§ Written task
Report how many lines contain "nggak". Give the number and nothing else.
======== Available data ========
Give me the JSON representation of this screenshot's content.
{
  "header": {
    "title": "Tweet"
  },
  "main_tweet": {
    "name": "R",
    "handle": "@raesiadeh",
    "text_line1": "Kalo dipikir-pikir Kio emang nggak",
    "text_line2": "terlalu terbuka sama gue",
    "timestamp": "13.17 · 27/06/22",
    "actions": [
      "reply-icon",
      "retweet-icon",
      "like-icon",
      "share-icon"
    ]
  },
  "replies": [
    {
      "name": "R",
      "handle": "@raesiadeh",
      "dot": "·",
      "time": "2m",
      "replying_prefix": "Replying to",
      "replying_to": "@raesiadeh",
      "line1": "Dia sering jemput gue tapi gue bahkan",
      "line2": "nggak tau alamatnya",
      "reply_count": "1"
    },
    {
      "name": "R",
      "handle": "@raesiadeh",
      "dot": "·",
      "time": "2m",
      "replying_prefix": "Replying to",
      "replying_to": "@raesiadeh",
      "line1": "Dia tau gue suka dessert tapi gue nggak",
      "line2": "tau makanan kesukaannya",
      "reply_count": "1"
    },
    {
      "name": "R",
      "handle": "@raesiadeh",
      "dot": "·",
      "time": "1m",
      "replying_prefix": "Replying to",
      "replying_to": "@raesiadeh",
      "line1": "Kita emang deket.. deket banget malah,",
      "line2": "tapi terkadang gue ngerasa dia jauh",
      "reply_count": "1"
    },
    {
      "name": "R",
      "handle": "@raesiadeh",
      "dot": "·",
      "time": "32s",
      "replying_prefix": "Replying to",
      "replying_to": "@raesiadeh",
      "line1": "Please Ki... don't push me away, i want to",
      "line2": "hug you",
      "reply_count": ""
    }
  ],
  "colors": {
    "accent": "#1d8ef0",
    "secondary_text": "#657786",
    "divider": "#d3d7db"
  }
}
========
§ The reply
3